─── RECORDED DATA

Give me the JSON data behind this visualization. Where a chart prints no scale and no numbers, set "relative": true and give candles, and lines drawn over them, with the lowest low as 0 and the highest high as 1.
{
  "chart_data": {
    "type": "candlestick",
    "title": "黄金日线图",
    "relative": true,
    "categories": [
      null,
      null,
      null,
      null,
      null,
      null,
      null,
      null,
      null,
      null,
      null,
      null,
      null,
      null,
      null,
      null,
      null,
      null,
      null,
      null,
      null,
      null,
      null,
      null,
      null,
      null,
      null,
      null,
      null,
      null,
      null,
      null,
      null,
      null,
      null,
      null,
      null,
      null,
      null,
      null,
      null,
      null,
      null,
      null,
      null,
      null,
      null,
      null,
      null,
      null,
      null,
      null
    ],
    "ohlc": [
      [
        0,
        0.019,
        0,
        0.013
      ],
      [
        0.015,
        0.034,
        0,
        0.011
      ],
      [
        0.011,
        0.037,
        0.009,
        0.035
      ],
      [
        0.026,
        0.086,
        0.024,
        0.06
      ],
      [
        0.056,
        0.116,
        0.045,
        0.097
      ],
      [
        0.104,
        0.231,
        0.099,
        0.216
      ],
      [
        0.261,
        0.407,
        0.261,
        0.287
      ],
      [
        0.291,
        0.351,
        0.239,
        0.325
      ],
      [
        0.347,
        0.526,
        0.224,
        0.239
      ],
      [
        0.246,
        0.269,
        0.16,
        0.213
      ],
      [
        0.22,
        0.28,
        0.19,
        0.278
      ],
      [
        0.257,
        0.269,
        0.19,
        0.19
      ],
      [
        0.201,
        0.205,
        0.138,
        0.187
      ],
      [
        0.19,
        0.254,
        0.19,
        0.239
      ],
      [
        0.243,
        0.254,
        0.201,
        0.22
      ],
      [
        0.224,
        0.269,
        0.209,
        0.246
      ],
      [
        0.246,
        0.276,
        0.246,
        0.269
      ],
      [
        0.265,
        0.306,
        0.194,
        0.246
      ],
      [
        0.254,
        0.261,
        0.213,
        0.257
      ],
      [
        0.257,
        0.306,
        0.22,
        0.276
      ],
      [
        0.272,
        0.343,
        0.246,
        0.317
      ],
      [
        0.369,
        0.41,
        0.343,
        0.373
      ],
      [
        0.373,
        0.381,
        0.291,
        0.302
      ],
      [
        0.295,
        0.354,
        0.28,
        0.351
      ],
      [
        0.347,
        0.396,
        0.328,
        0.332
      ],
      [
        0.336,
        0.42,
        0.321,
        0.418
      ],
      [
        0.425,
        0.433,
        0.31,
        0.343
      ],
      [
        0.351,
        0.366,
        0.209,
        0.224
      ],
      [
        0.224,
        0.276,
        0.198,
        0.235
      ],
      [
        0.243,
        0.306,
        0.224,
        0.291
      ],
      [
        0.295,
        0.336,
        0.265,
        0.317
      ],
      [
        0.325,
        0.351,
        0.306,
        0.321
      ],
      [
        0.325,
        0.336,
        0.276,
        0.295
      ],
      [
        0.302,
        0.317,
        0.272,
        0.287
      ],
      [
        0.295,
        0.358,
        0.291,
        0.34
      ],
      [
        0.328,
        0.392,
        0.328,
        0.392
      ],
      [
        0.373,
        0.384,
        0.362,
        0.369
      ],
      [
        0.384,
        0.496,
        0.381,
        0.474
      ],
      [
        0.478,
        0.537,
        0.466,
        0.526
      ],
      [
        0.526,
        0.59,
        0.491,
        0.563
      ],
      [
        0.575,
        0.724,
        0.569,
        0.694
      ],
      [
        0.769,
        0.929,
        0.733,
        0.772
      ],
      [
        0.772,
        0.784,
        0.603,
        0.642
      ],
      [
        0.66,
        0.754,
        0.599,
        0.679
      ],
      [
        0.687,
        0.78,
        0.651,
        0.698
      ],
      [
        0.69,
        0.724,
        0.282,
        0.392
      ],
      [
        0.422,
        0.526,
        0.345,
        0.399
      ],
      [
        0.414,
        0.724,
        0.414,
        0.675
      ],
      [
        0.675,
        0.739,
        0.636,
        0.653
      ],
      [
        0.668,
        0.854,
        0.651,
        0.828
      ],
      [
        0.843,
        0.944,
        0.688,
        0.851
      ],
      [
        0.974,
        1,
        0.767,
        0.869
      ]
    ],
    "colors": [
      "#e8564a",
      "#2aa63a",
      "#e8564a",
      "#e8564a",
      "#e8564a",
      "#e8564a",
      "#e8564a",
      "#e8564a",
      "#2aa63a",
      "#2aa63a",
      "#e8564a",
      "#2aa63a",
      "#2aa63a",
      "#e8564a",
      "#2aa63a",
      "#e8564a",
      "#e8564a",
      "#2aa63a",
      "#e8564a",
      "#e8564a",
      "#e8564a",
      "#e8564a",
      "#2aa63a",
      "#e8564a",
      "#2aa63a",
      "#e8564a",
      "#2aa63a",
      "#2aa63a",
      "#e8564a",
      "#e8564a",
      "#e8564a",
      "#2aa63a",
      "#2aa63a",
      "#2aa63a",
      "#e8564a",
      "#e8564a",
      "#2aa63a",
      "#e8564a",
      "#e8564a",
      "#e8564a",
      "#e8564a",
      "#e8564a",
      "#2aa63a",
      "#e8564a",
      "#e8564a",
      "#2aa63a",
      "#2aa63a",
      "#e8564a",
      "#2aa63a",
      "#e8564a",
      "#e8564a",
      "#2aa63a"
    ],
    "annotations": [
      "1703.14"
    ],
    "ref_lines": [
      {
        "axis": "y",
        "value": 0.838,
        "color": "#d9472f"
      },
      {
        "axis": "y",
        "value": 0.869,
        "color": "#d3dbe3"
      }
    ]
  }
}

──────

STATED EXERCISE: Look over the listing. Pull out every line with the string "relative" in it.

TASK SOLUTION:
Give me the JSON data behind this visualization. Where a chart prints no scale and no numbers, set "relative": true and give candles, and lines drawn over them, with the lowest low as 0 and the highest high as 1.
    "relative": true,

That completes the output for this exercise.